**Work to complete**: Keep only the lines that hold the string "County", filtering out the rest of the entries below.
======== Data for processing ========
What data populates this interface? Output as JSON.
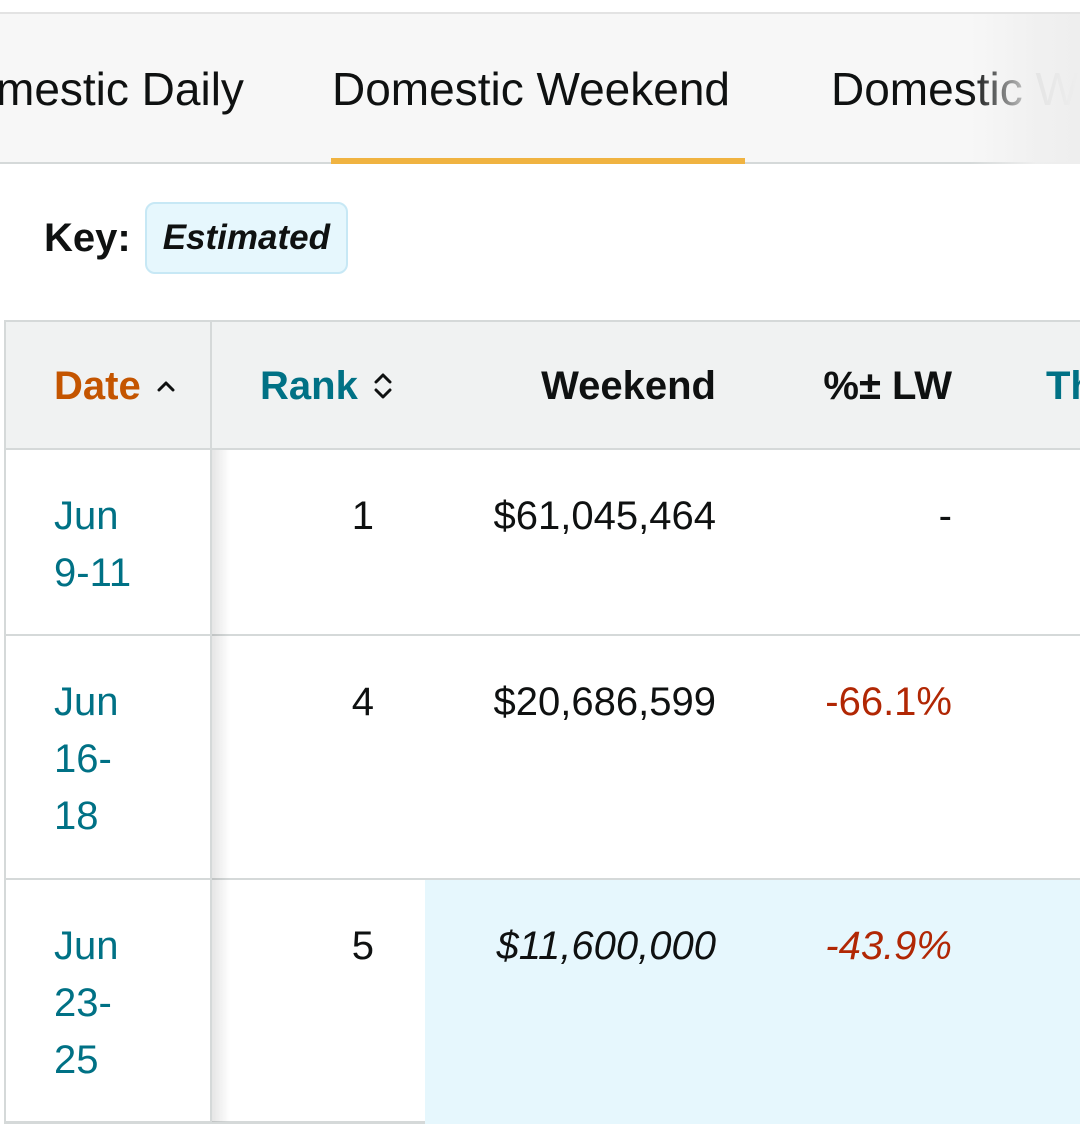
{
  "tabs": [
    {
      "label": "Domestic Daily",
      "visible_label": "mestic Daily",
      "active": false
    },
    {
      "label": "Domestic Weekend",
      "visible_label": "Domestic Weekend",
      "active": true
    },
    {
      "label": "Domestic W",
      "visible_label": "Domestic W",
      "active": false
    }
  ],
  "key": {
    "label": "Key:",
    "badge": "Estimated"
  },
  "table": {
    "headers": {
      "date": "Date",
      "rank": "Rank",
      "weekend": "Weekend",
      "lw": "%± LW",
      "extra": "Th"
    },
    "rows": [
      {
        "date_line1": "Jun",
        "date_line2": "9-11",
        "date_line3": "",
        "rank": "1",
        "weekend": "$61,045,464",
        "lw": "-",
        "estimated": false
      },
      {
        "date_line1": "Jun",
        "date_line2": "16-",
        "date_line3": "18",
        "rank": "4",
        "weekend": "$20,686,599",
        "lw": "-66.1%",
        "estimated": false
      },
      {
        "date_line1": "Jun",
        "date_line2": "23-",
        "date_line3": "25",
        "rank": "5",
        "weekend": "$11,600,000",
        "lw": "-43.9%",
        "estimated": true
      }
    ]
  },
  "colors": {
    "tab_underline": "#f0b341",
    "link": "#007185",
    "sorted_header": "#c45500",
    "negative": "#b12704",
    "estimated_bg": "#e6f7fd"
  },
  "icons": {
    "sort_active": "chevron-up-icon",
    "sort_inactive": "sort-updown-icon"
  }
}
========
======== Data for processing ========
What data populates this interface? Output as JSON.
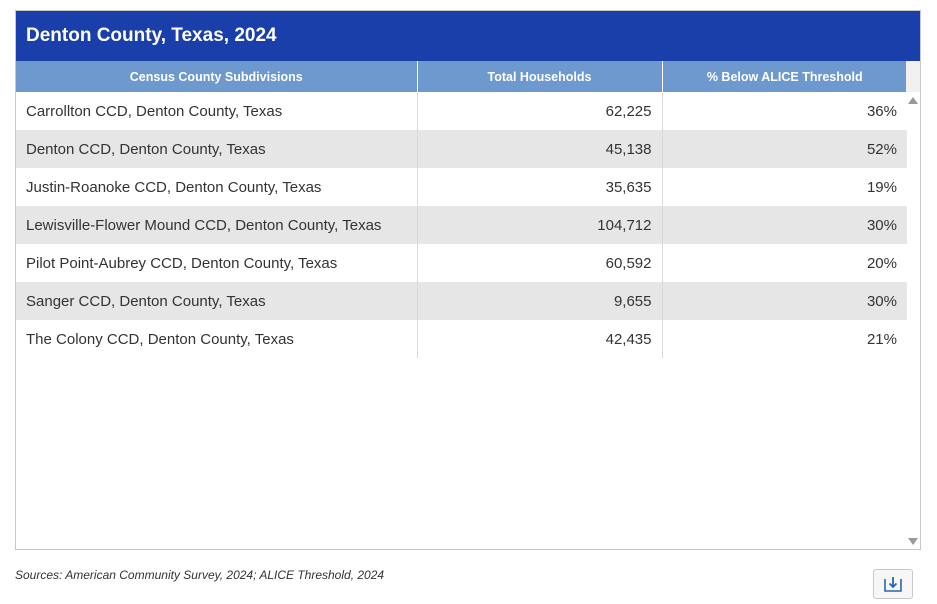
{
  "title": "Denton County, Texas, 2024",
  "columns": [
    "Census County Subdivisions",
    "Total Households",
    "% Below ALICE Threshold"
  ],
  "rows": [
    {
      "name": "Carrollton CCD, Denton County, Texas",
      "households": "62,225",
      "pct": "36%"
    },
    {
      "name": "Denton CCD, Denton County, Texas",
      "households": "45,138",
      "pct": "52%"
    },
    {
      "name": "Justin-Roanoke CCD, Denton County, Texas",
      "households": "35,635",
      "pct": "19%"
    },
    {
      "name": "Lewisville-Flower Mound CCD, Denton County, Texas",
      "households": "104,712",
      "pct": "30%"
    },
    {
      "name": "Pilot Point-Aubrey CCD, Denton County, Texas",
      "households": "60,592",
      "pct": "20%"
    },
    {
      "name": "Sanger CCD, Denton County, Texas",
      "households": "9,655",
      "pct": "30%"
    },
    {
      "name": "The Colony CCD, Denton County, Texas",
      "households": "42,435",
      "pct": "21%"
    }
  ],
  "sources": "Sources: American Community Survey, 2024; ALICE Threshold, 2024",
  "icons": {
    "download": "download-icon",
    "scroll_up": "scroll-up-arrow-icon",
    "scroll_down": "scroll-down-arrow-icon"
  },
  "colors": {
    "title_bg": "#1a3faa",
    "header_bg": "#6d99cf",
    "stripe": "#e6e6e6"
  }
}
========
**Reply to the task**:
  "title": "Denton County, Texas, 2024",
    "Census County Subdivisions",
      "name": "Carrollton CCD, Denton County, Texas",
      "name": "Denton CCD, Denton County, Texas",
      "name": "Justin-Roanoke CCD, Denton County, Texas",
      "name": "Lewisville-Flower Mound CCD, Denton County, Texas",
      "name": "Pilot Point-Aubrey CCD, Denton County, Texas",
      "name": "Sanger CCD, Denton County, Texas",
      "name": "The Colony CCD, Denton County, Texas",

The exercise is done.